Exercise description:
Copy out the lines below word for word, beginning at the line that has "I need the location" and stopping after the line that has "471, 234, 487]".
--- Start Data listing ---
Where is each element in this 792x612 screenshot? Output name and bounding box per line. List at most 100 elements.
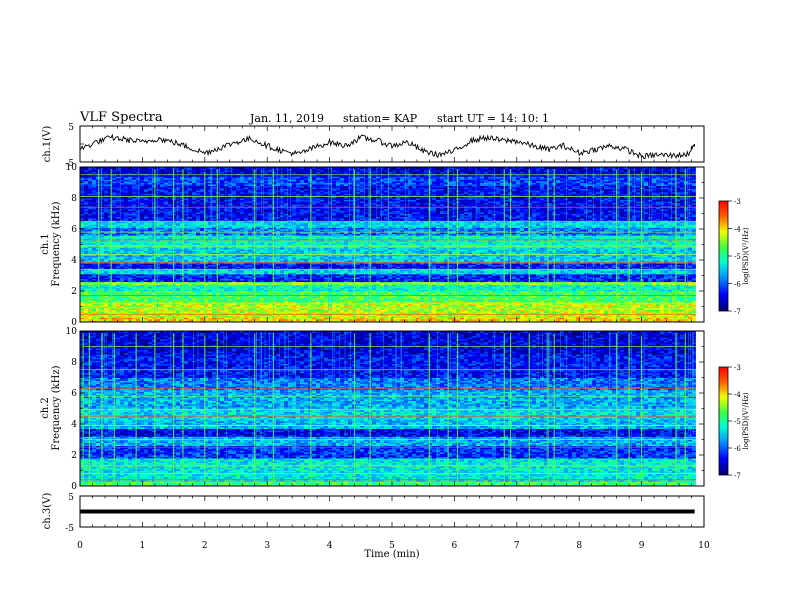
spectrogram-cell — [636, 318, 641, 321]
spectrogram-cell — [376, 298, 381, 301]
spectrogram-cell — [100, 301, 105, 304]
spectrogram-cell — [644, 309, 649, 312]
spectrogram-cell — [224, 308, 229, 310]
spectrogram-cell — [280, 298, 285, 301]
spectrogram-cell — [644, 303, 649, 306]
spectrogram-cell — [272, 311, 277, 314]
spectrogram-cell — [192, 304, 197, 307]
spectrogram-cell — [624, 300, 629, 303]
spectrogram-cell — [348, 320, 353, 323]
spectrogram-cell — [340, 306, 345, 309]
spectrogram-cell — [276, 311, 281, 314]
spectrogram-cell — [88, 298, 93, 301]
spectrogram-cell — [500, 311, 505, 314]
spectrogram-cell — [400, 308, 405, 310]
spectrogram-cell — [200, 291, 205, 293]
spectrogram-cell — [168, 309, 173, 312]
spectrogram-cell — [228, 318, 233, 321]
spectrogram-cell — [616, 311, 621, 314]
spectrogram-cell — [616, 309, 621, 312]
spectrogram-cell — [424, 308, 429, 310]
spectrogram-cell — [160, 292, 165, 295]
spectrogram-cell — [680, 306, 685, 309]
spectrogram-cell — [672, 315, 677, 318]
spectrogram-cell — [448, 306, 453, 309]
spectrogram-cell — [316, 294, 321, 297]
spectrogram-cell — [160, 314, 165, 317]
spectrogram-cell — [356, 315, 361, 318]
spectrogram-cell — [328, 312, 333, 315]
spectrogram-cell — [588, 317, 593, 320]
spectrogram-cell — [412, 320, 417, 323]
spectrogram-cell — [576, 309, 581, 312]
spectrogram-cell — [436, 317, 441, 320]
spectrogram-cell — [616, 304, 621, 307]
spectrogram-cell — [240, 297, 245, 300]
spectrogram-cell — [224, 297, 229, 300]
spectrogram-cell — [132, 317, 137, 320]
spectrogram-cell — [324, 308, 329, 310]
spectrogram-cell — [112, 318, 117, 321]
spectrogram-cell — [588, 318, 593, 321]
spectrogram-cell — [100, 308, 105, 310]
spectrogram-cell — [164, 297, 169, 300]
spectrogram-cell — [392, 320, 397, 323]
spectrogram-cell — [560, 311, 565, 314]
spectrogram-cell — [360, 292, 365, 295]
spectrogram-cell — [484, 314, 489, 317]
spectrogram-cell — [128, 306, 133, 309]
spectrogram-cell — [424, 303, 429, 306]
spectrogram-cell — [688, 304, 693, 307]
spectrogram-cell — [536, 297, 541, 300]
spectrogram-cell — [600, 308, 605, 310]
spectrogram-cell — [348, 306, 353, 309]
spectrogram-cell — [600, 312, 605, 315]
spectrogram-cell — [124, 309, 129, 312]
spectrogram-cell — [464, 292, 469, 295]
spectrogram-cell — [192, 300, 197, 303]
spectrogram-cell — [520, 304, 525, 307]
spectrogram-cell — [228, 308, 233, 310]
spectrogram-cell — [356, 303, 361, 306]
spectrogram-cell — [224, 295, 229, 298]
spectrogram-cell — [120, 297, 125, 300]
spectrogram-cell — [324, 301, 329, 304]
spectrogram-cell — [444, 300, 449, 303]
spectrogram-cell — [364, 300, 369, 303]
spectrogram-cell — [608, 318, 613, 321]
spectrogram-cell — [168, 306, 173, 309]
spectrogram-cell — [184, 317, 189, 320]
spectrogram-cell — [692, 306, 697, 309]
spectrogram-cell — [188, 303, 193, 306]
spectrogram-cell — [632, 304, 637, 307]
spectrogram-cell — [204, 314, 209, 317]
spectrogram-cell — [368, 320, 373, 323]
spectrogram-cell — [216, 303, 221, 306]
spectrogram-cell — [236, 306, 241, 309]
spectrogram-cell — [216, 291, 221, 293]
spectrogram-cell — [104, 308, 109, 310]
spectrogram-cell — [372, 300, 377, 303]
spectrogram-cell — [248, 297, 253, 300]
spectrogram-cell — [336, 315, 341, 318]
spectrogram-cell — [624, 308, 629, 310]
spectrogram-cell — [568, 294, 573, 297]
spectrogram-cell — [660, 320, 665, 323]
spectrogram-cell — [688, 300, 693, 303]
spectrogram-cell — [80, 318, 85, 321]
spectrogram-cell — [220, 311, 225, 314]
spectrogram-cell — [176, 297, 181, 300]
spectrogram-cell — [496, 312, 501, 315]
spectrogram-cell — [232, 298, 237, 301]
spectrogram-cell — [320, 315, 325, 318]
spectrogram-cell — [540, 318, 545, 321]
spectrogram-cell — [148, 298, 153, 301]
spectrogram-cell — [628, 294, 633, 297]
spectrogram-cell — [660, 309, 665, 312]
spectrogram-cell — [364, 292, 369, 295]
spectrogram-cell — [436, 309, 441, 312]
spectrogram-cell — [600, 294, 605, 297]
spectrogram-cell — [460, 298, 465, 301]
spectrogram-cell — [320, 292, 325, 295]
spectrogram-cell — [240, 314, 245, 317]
--- End Data listing ---
--- Start Data listing ---
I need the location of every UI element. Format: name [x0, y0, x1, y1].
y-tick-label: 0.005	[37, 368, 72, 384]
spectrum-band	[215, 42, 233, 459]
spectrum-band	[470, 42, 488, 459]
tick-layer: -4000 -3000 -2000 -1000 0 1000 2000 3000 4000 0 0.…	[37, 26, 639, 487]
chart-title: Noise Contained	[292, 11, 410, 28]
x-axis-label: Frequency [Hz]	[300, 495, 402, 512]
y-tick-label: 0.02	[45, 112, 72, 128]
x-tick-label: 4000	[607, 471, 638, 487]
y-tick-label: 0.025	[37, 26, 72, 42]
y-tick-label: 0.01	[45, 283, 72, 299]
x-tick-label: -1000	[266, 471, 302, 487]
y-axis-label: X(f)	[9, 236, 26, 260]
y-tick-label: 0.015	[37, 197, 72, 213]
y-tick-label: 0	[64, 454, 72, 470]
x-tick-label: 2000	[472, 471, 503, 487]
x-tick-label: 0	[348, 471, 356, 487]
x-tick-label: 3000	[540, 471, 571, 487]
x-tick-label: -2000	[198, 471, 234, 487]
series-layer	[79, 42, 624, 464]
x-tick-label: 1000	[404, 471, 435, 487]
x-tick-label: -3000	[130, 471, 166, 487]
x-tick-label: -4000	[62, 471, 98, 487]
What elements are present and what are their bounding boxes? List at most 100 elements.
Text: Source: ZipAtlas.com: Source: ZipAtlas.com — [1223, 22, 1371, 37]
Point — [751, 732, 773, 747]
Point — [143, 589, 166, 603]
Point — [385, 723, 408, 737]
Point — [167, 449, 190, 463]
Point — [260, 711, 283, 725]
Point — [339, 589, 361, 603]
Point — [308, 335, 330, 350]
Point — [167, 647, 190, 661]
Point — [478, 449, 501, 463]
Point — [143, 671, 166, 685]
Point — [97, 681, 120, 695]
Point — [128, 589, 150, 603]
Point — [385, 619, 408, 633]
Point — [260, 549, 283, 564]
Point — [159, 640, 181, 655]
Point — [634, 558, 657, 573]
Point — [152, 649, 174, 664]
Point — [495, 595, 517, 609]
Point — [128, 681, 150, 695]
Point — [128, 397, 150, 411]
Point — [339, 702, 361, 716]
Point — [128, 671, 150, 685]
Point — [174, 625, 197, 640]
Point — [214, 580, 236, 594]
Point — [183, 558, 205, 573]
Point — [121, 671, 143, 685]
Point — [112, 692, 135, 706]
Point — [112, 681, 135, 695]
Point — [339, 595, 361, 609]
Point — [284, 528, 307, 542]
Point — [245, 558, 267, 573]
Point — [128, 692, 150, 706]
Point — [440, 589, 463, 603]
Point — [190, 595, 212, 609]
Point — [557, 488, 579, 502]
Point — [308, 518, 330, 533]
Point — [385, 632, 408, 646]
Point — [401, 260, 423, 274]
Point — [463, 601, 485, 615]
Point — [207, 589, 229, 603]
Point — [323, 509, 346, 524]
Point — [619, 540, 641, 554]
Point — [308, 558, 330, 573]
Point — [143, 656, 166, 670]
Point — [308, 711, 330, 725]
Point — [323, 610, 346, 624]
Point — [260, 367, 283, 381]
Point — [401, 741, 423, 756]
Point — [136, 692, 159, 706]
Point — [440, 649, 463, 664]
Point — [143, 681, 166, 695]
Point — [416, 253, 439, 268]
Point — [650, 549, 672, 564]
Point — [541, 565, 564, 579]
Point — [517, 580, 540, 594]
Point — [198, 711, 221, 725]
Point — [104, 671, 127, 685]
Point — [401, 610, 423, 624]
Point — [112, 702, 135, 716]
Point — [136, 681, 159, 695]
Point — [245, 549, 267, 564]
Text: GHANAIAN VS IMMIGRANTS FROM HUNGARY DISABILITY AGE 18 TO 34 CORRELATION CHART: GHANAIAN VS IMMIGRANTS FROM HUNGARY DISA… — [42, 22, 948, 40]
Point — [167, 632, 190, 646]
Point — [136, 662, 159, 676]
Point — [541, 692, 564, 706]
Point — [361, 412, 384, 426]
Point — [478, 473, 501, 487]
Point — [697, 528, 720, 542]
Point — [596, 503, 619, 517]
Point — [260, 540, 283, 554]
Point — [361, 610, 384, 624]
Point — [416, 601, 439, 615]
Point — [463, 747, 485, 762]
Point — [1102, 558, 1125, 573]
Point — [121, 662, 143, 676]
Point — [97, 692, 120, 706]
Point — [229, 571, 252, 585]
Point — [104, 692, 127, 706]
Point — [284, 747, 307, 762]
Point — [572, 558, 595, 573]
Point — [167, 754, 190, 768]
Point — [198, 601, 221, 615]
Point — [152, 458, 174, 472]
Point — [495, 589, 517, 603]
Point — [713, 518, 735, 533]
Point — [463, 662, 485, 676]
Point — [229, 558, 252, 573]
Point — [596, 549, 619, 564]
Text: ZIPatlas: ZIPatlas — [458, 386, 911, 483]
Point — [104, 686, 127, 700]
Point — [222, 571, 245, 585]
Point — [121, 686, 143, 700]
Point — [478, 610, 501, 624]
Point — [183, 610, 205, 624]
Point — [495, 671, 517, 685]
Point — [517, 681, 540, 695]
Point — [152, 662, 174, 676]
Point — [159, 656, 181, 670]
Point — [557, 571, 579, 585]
--- End Data listing ---
Expected answer:
I need the location of every UI element. Format: name [x0, y0, x1, y1].
y-tick-label: 0.005	[37, 368, 72, 384]
spectrum-band	[215, 42, 233, 459]
spectrum-band	[470, 42, 488, 459]
tick-layer: -4000 -3000 -2000 -1000 0 1000 2000 3000 4000 0 0.…	[37, 26, 639, 487]
chart-title: Noise Contained	[292, 11, 410, 28]
x-axis-label: Frequency [Hz]	[300, 495, 402, 512]
y-tick-label: 0.02	[45, 112, 72, 128]
x-tick-label: 4000	[607, 471, 638, 487]
y-tick-label: 0.025	[37, 26, 72, 42]
y-tick-label: 0.01	[45, 283, 72, 299]
x-tick-label: -1000	[266, 471, 302, 487]
y-axis-label: X(f)	[9, 236, 26, 260]
y-tick-label: 0.015	[37, 197, 72, 213]
y-tick-label: 0	[64, 454, 72, 470]
x-tick-label: 2000	[472, 471, 503, 487]
x-tick-label: 0	[348, 471, 356, 487]
x-tick-label: 3000	[540, 471, 571, 487]
x-tick-label: -2000	[198, 471, 234, 487]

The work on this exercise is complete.